* start Task data *

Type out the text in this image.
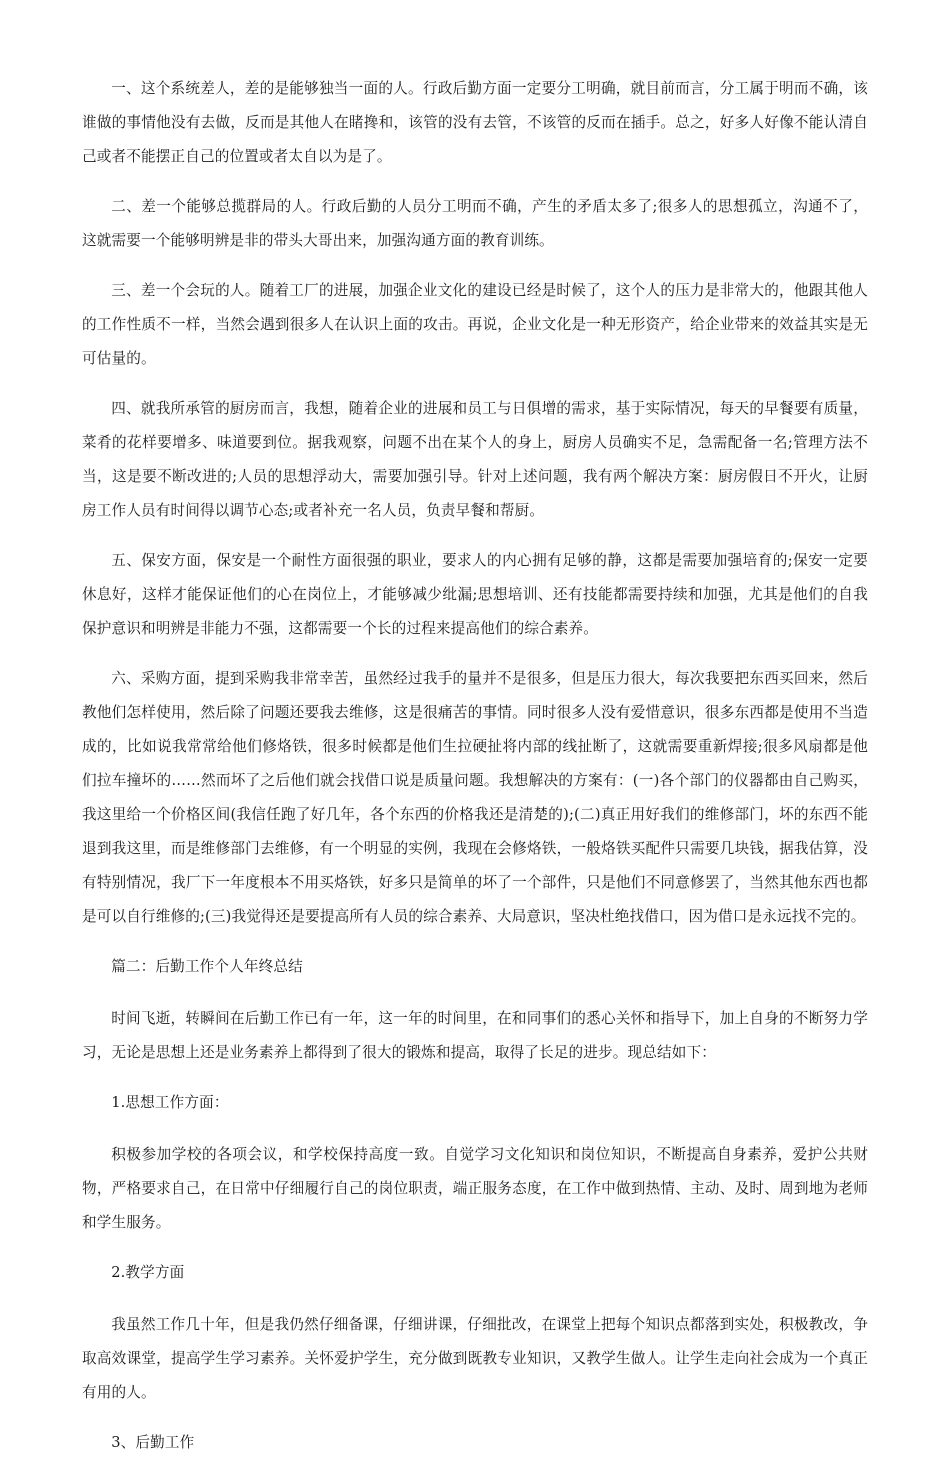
一、这个系统差人，差的是能够独当一面的人。行政后勤方面一定要分工明确，就目前而言，分工属于明而不确，该谁做的事情他没有去做，反而是其他人在睹搀和，该管的没有去管，不该管的反而在插手。总之，好多人好像不能认清自己或者不能摆正自己的位置或者太自以为是了。

二、差一个能够总揽群局的人。行政后勤的人员分工明而不确，产生的矛盾太多了;很多人的思想孤立，沟通不了，这就需要一个能够明辨是非的带头大哥出来，加强沟通方面的教育训练。

三、差一个会玩的人。随着工厂的进展，加强企业文化的建设已经是时候了，这个人的压力是非常大的，他跟其他人的工作性质不一样，当然会遇到很多人在认识上面的攻击。再说，企业文化是一种无形资产，给企业带来的效益其实是无可估量的。

四、就我所承管的厨房而言，我想，随着企业的进展和员工与日俱增的需求，基于实际情况，每天的早餐要有质量，菜肴的花样要增多、味道要到位。据我观察，问题不出在某个人的身上，厨房人员确实不足，急需配备一名;管理方法不当，这是要不断改进的;人员的思想浮动大，需要加强引导。针对上述问题，我有两个解决方案：厨房假日不开火，让厨房工作人员有时间得以调节心态;或者补充一名人员，负责早餐和帮厨。

五、保安方面，保安是一个耐性方面很强的职业，要求人的内心拥有足够的静，这都是需要加强培育的;保安一定要休息好，这样才能保证他们的心在岗位上，才能够减少纰漏;思想培训、还有技能都需要持续和加强，尤其是他们的自我保护意识和明辨是非能力不强，这都需要一个长的过程来提高他们的综合素养。

六、采购方面，提到采购我非常幸苦，虽然经过我手的量并不是很多，但是压力很大，每次我要把东西买回来，然后教他们怎样使用，然后除了问题还要我去维修，这是很痛苦的事情。同时很多人没有爱惜意识，很多东西都是使用不当造成的，比如说我常常给他们修烙铁，很多时候都是他们生拉硬扯将内部的线扯断了，这就需要重新焊接;很多风扇都是他们拉车撞坏的……然而坏了之后他们就会找借口说是质量问题。我想解决的方案有：(一)各个部门的仪器都由自己购买，我这里给一个价格区间(我信任跑了好几年，各个东西的价格我还是清楚的);(二)真正用好我们的维修部门，坏的东西不能退到我这里，而是维修部门去维修，有一个明显的实例，我现在会修烙铁，一般烙铁买配件只需要几块钱，据我估算，没有特别情况，我厂下一年度根本不用买烙铁，好多只是简单的坏了一个部件，只是他们不同意修罢了，当然其他东西也都是可以自行维修的;(三)我觉得还是要提高所有人员的综合素养、大局意识，坚决杜绝找借口，因为借口是永远找不完的。

篇二：后勤工作个人年终总结

时间飞逝，转瞬间在后勤工作已有一年，这一年的时间里，在和同事们的悉心关怀和指导下，加上自身的不断努力学习，无论是思想上还是业务素养上都得到了很大的锻炼和提高，取得了长足的进步。现总结如下：

1.思想工作方面：

积极参加学校的各项会议，和学校保持高度一致。自觉学习文化知识和岗位知识，不断提高自身素养，爱护公共财物，严格要求自己，在日常中仔细履行自己的岗位职责，端正服务态度，在工作中做到热情、主动、及时、周到地为老师和学生服务。

2.教学方面

我虽然工作几十年，但是我仍然仔细备课，仔细讲课，仔细批改，在课堂上把每个知识点都落到实处，积极教改，争取高效课堂，提高学生学习素养。关怀爱护学生，充分做到既教专业知识，又教学生做人。让学生走向社会成为一个真正有用的人。

3、后勤工作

* end Task data *

__Given request__
Omit the pictures. Transcribe every record exactly.

__Output below__
Type out the text in this image.
一、这个系统差人，差的是能够独当一面的人。行政后勤方面一定要分工明确，就目前而言，分工属于明而不确，该谁做的事情他没有去做，反而是其他人在睹搀和，该管的没有去管，不该管的反而在插手。总之，好多人好像不能认清自己或者不能摆正自己的位置或者太自以为是了。

二、差一个能够总揽群局的人。行政后勤的人员分工明而不确，产生的矛盾太多了;很多人的思想孤立，沟通不了，这就需要一个能够明辨是非的带头大哥出来，加强沟通方面的教育训练。

三、差一个会玩的人。随着工厂的进展，加强企业文化的建设已经是时候了，这个人的压力是非常大的，他跟其他人的工作性质不一样，当然会遇到很多人在认识上面的攻击。再说，企业文化是一种无形资产，给企业带来的效益其实是无可估量的。

四、就我所承管的厨房而言，我想，随着企业的进展和员工与日俱增的需求，基于实际情况，每天的早餐要有质量，菜肴的花样要增多、味道要到位。据我观察，问题不出在某个人的身上，厨房人员确实不足，急需配备一名;管理方法不当，这是要不断改进的;人员的思想浮动大，需要加强引导。针对上述问题，我有两个解决方案：厨房假日不开火，让厨房工作人员有时间得以调节心态;或者补充一名人员，负责早餐和帮厨。

五、保安方面，保安是一个耐性方面很强的职业，要求人的内心拥有足够的静，这都是需要加强培育的;保安一定要休息好，这样才能保证他们的心在岗位上，才能够减少纰漏;思想培训、还有技能都需要持续和加强，尤其是他们的自我保护意识和明辨是非能力不强，这都需要一个长的过程来提高他们的综合素养。

六、采购方面，提到采购我非常幸苦，虽然经过我手的量并不是很多，但是压力很大，每次我要把东西买回来，然后教他们怎样使用，然后除了问题还要我去维修，这是很痛苦的事情。同时很多人没有爱惜意识，很多东西都是使用不当造成的，比如说我常常给他们修烙铁，很多时候都是他们生拉硬扯将内部的线扯断了，这就需要重新焊接;很多风扇都是他们拉车撞坏的……然而坏了之后他们就会找借口说是质量问题。我想解决的方案有：(一)各个部门的仪器都由自己购买，我这里给一个价格区间(我信任跑了好几年，各个东西的价格我还是清楚的);(二)真正用好我们的维修部门，坏的东西不能退到我这里，而是维修部门去维修，有一个明显的实例，我现在会修烙铁，一般烙铁买配件只需要几块钱，据我估算，没有特别情况，我厂下一年度根本不用买烙铁，好多只是简单的坏了一个部件，只是他们不同意修罢了，当然其他东西也都是可以自行维修的;(三)我觉得还是要提高所有人员的综合素养、大局意识，坚决杜绝找借口，因为借口是永远找不完的。

篇二：后勤工作个人年终总结

时间飞逝，转瞬间在后勤工作已有一年，这一年的时间里，在和同事们的悉心关怀和指导下，加上自身的不断努力学习，无论是思想上还是业务素养上都得到了很大的锻炼和提高，取得了长足的进步。现总结如下：

1.思想工作方面：

积极参加学校的各项会议，和学校保持高度一致。自觉学习文化知识和岗位知识，不断提高自身素养，爱护公共财物，严格要求自己，在日常中仔细履行自己的岗位职责，端正服务态度，在工作中做到热情、主动、及时、周到地为老师和学生服务。

2.教学方面

我虽然工作几十年，但是我仍然仔细备课，仔细讲课，仔细批改，在课堂上把每个知识点都落到实处，积极教改，争取高效课堂，提高学生学习素养。关怀爱护学生，充分做到既教专业知识，又教学生做人。让学生走向社会成为一个真正有用的人。

3、后勤工作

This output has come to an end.